* [Stored rows]
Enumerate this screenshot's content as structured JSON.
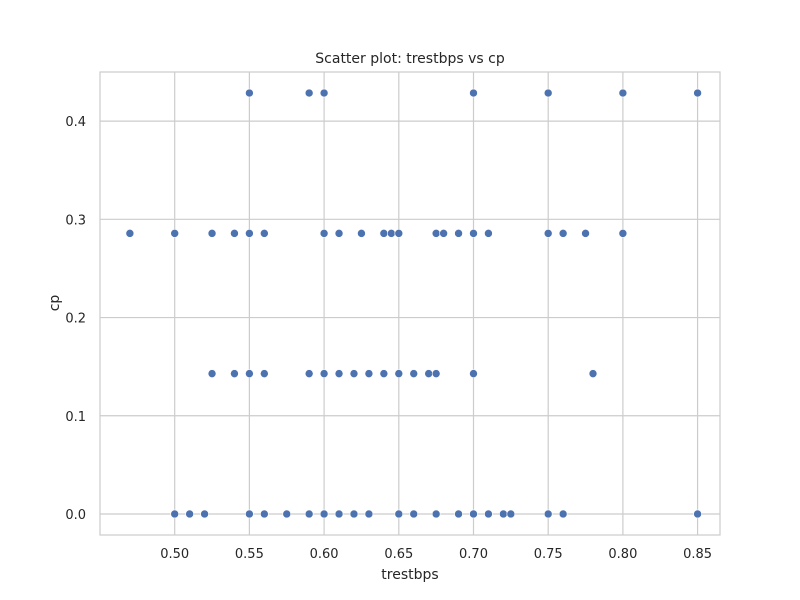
{
  "chart_data": {
    "type": "scatter",
    "title": "Scatter plot: trestbps vs cp",
    "xlabel": "trestbps",
    "ylabel": "cp",
    "xlim": [
      0.45,
      0.865
    ],
    "ylim": [
      -0.0214,
      0.45
    ],
    "xticks": [
      0.5,
      0.55,
      0.6,
      0.65,
      0.7,
      0.75,
      0.8,
      0.85
    ],
    "xtick_labels": [
      "0.50",
      "0.55",
      "0.60",
      "0.65",
      "0.70",
      "0.75",
      "0.80",
      "0.85"
    ],
    "yticks": [
      0.0,
      0.1,
      0.2,
      0.3,
      0.4
    ],
    "ytick_labels": [
      "0.0",
      "0.1",
      "0.2",
      "0.3",
      "0.4"
    ],
    "grid": true,
    "marker_color": "#4c72b0",
    "points": [
      [
        0.55,
        0.4286
      ],
      [
        0.59,
        0.4286
      ],
      [
        0.6,
        0.4286
      ],
      [
        0.7,
        0.4286
      ],
      [
        0.75,
        0.4286
      ],
      [
        0.8,
        0.4286
      ],
      [
        0.85,
        0.4286
      ],
      [
        0.47,
        0.2857
      ],
      [
        0.5,
        0.2857
      ],
      [
        0.525,
        0.2857
      ],
      [
        0.54,
        0.2857
      ],
      [
        0.55,
        0.2857
      ],
      [
        0.56,
        0.2857
      ],
      [
        0.6,
        0.2857
      ],
      [
        0.61,
        0.2857
      ],
      [
        0.625,
        0.2857
      ],
      [
        0.64,
        0.2857
      ],
      [
        0.645,
        0.2857
      ],
      [
        0.65,
        0.2857
      ],
      [
        0.675,
        0.2857
      ],
      [
        0.68,
        0.2857
      ],
      [
        0.69,
        0.2857
      ],
      [
        0.7,
        0.2857
      ],
      [
        0.71,
        0.2857
      ],
      [
        0.75,
        0.2857
      ],
      [
        0.76,
        0.2857
      ],
      [
        0.775,
        0.2857
      ],
      [
        0.8,
        0.2857
      ],
      [
        0.525,
        0.1429
      ],
      [
        0.54,
        0.1429
      ],
      [
        0.55,
        0.1429
      ],
      [
        0.56,
        0.1429
      ],
      [
        0.59,
        0.1429
      ],
      [
        0.6,
        0.1429
      ],
      [
        0.61,
        0.1429
      ],
      [
        0.62,
        0.1429
      ],
      [
        0.63,
        0.1429
      ],
      [
        0.64,
        0.1429
      ],
      [
        0.65,
        0.1429
      ],
      [
        0.66,
        0.1429
      ],
      [
        0.67,
        0.1429
      ],
      [
        0.675,
        0.1429
      ],
      [
        0.7,
        0.1429
      ],
      [
        0.78,
        0.1429
      ],
      [
        0.5,
        0.0
      ],
      [
        0.51,
        0.0
      ],
      [
        0.52,
        0.0
      ],
      [
        0.55,
        0.0
      ],
      [
        0.56,
        0.0
      ],
      [
        0.575,
        0.0
      ],
      [
        0.59,
        0.0
      ],
      [
        0.6,
        0.0
      ],
      [
        0.61,
        0.0
      ],
      [
        0.62,
        0.0
      ],
      [
        0.63,
        0.0
      ],
      [
        0.65,
        0.0
      ],
      [
        0.66,
        0.0
      ],
      [
        0.675,
        0.0
      ],
      [
        0.69,
        0.0
      ],
      [
        0.7,
        0.0
      ],
      [
        0.71,
        0.0
      ],
      [
        0.72,
        0.0
      ],
      [
        0.725,
        0.0
      ],
      [
        0.75,
        0.0
      ],
      [
        0.76,
        0.0
      ],
      [
        0.85,
        0.0
      ]
    ]
  }
}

* [What is asked]
Pick out every line of the listing containing the word "trestbps", and show those lines.

* [Final result]
    "title": "Scatter plot: trestbps vs cp",
    "xlabel": "trestbps",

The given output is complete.